◆ LISTED ENTRIES
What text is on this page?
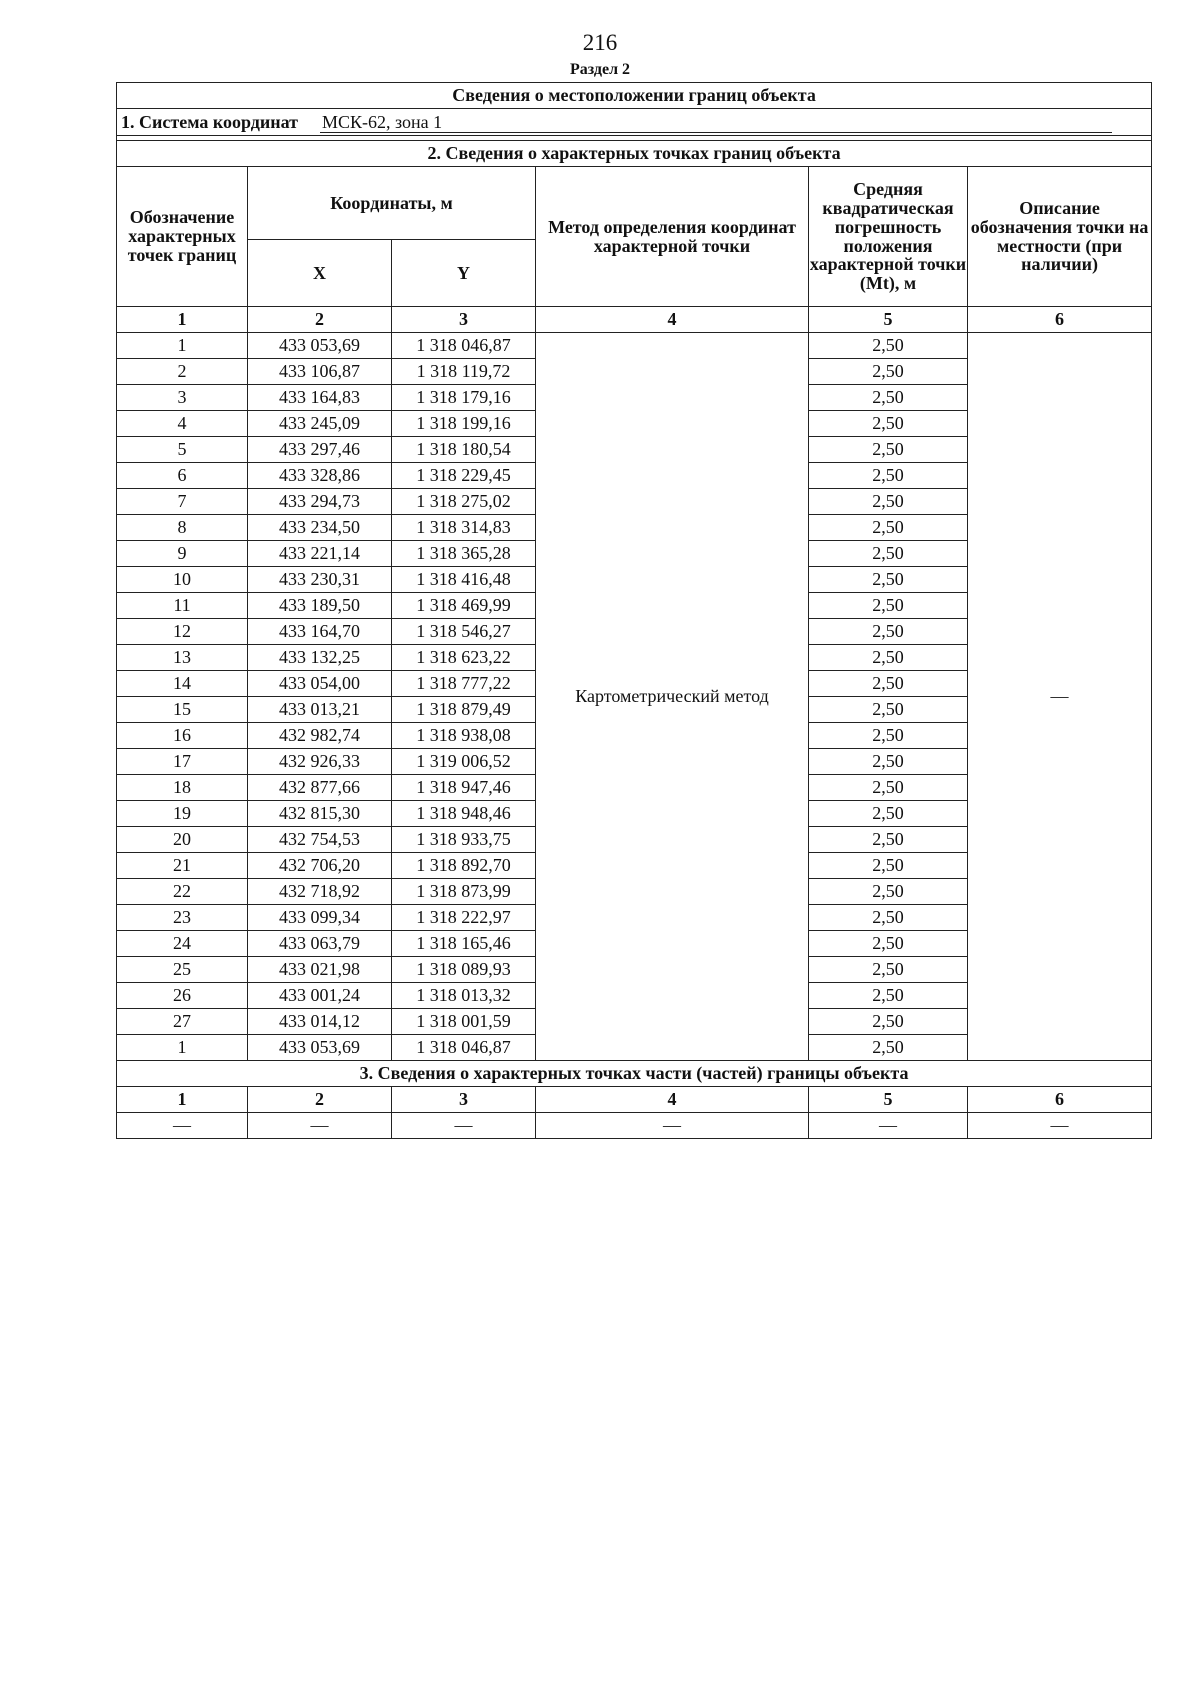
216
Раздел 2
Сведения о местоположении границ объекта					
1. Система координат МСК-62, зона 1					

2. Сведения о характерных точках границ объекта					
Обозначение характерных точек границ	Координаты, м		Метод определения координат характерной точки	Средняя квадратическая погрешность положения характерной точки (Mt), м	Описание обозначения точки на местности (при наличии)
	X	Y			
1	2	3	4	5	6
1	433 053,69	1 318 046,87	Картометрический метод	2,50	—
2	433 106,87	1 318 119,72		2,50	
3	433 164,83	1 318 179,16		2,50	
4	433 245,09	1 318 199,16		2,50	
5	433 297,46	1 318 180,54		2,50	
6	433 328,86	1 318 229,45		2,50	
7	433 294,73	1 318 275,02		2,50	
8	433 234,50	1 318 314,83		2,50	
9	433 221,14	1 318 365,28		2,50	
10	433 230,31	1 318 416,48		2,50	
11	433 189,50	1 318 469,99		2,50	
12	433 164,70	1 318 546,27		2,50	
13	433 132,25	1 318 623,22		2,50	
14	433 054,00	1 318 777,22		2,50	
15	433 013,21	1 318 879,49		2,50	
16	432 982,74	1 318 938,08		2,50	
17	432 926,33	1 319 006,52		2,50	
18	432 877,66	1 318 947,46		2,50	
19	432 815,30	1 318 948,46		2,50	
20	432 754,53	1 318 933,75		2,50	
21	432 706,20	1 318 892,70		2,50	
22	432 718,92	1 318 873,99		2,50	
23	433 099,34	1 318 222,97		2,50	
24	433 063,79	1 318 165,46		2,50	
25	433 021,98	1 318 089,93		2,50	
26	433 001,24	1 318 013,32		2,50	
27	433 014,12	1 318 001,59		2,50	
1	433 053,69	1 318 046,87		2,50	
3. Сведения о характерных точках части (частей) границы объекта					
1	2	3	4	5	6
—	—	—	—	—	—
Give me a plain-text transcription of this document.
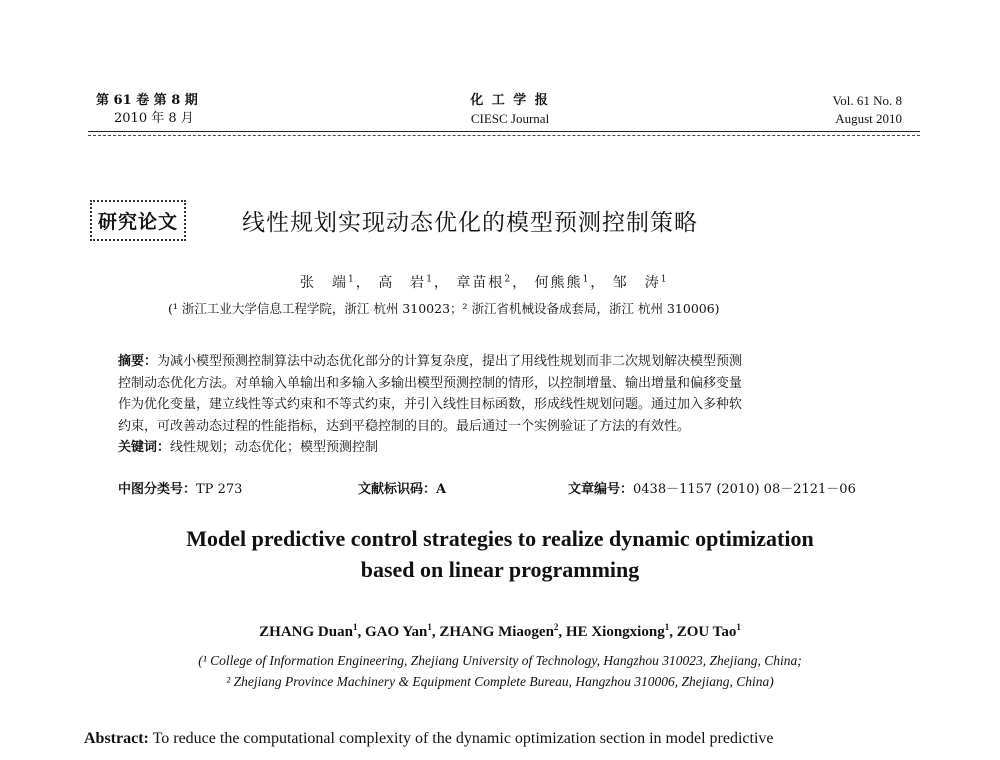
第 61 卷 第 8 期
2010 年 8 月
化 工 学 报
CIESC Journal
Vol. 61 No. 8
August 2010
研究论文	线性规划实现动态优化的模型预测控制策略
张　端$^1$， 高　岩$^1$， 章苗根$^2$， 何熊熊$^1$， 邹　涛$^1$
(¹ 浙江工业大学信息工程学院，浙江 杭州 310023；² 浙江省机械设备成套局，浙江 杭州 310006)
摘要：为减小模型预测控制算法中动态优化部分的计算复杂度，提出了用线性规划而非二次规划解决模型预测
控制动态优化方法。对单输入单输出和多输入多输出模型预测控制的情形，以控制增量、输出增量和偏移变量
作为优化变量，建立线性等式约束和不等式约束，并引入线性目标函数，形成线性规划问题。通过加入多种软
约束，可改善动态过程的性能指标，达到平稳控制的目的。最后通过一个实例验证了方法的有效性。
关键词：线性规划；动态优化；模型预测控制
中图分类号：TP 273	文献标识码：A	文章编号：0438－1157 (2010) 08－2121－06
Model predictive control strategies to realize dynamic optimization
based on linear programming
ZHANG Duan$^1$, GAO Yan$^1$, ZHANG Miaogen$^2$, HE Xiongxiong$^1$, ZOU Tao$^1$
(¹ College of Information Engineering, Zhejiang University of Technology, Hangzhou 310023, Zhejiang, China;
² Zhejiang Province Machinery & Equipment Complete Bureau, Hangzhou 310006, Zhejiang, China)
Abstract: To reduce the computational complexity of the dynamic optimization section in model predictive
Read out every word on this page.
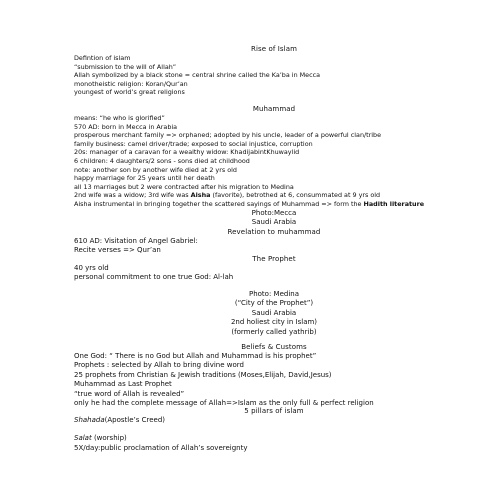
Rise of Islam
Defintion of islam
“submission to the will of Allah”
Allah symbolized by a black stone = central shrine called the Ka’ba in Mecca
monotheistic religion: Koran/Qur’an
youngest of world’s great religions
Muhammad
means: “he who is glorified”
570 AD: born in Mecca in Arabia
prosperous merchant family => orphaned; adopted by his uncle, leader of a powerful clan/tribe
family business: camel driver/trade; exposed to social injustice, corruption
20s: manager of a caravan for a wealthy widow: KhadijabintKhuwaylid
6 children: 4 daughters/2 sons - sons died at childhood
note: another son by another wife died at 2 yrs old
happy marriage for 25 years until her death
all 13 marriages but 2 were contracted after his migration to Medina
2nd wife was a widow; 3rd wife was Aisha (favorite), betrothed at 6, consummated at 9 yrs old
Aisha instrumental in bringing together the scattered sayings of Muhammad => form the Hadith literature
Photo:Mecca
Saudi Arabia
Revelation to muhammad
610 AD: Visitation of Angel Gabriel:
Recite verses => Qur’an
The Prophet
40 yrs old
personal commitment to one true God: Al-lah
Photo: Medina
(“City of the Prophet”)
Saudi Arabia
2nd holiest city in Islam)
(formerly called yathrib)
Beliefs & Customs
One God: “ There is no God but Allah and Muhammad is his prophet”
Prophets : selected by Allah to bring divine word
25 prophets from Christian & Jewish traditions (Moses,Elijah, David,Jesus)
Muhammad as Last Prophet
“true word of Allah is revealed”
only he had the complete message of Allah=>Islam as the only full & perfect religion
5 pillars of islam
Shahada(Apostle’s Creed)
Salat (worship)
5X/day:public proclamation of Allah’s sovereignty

◆ WHAT THE EXERCISE ASKS
Copy the listing word for word, excluding its pictures.

◆ TASK SOLUTION
What text is on this page?
216
Раздел 2
Сведения о местоположении границ объекта					
1. Система координат МСК-62, зона 1					

2. Сведения о характерных точках границ объекта					
Обозначение характерных точек границ	Координаты, м		Метод определения координат характерной точки	Средняя квадратическая погрешность положения характерной точки (Mt), м	Описание обозначения точки на местности (при наличии)
	X	Y			
1	2	3	4	5	6
1	433 053,69	1 318 046,87	Картометрический метод	2,50	—
2	433 106,87	1 318 119,72		2,50	
3	433 164,83	1 318 179,16		2,50	
4	433 245,09	1 318 199,16		2,50	
5	433 297,46	1 318 180,54		2,50	
6	433 328,86	1 318 229,45		2,50	
7	433 294,73	1 318 275,02		2,50	
8	433 234,50	1 318 314,83		2,50	
9	433 221,14	1 318 365,28		2,50	
10	433 230,31	1 318 416,48		2,50	
11	433 189,50	1 318 469,99		2,50	
12	433 164,70	1 318 546,27		2,50	
13	433 132,25	1 318 623,22		2,50	
14	433 054,00	1 318 777,22		2,50	
15	433 013,21	1 318 879,49		2,50	
16	432 982,74	1 318 938,08		2,50	
17	432 926,33	1 319 006,52		2,50	
18	432 877,66	1 318 947,46		2,50	
19	432 815,30	1 318 948,46		2,50	
20	432 754,53	1 318 933,75		2,50	
21	432 706,20	1 318 892,70		2,50	
22	432 718,92	1 318 873,99		2,50	
23	433 099,34	1 318 222,97		2,50	
24	433 063,79	1 318 165,46		2,50	
25	433 021,98	1 318 089,93		2,50	
26	433 001,24	1 318 013,32		2,50	
27	433 014,12	1 318 001,59		2,50	
1	433 053,69	1 318 046,87		2,50	
3. Сведения о характерных точках части (частей) границы объекта					
1	2	3	4	5	6
—	—	—	—	—	—
Give me a plain-text transcription of this document.
第 61 卷 第 8 期
2010 年 8 月
化 工 学 报
CIESC Journal
Vol. 61 No. 8
August 2010
研究论文	线性规划实现动态优化的模型预测控制策略
张　端$^1$， 高　岩$^1$， 章苗根$^2$， 何熊熊$^1$， 邹　涛$^1$
(¹ 浙江工业大学信息工程学院，浙江 杭州 310023；² 浙江省机械设备成套局，浙江 杭州 310006)
摘要：为减小模型预测控制算法中动态优化部分的计算复杂度，提出了用线性规划而非二次规划解决模型预测
控制动态优化方法。对单输入单输出和多输入多输出模型预测控制的情形，以控制增量、输出增量和偏移变量
作为优化变量，建立线性等式约束和不等式约束，并引入线性目标函数，形成线性规划问题。通过加入多种软
约束，可改善动态过程的性能指标，达到平稳控制的目的。最后通过一个实例验证了方法的有效性。
关键词：线性规划；动态优化；模型预测控制
中图分类号：TP 273	文献标识码：A	文章编号：0438－1157 (2010) 08－2121－06
Model predictive control strategies to realize dynamic optimization
based on linear programming
ZHANG Duan$^1$, GAO Yan$^1$, ZHANG Miaogen$^2$, HE Xiongxiong$^1$, ZOU Tao$^1$
(¹ College of Information Engineering, Zhejiang University of Technology, Hangzhou 310023, Zhejiang, China;
² Zhejiang Province Machinery & Equipment Complete Bureau, Hangzhou 310006, Zhejiang, China)
Abstract: To reduce the computational complexity of the dynamic optimization section in model predictive
Read out every word on this page.
Rise of Islam
Defintion of islam
“submission to the will of Allah”
Allah symbolized by a black stone = central shrine called the Ka’ba in Mecca
monotheistic religion: Koran/Qur’an
youngest of world’s great religions
Muhammad
means: “he who is glorified”
570 AD: born in Mecca in Arabia
prosperous merchant family => orphaned; adopted by his uncle, leader of a powerful clan/tribe
family business: camel driver/trade; exposed to social injustice, corruption
20s: manager of a caravan for a wealthy widow: KhadijabintKhuwaylid
6 children: 4 daughters/2 sons - sons died at childhood
note: another son by another wife died at 2 yrs old
happy marriage for 25 years until her death
all 13 marriages but 2 were contracted after his migration to Medina
2nd wife was a widow; 3rd wife was Aisha (favorite), betrothed at 6, consummated at 9 yrs old
Aisha instrumental in bringing together the scattered sayings of Muhammad => form the Hadith literature
Photo:Mecca
Saudi Arabia
Revelation to muhammad
610 AD: Visitation of Angel Gabriel:
Recite verses => Qur’an
The Prophet
40 yrs old
personal commitment to one true God: Al-lah
Photo: Medina
(“City of the Prophet”)
Saudi Arabia
2nd holiest city in Islam)
(formerly called yathrib)
Beliefs & Customs
One God: “ There is no God but Allah and Muhammad is his prophet”
Prophets : selected by Allah to bring divine word
25 prophets from Christian & Jewish traditions (Moses,Elijah, David,Jesus)
Muhammad as Last Prophet
“true word of Allah is revealed”
only he had the complete message of Allah=>Islam as the only full & perfect religion
5 pillars of islam
Shahada(Apostle’s Creed)
Salat (worship)
5X/day:public proclamation of Allah’s sovereignty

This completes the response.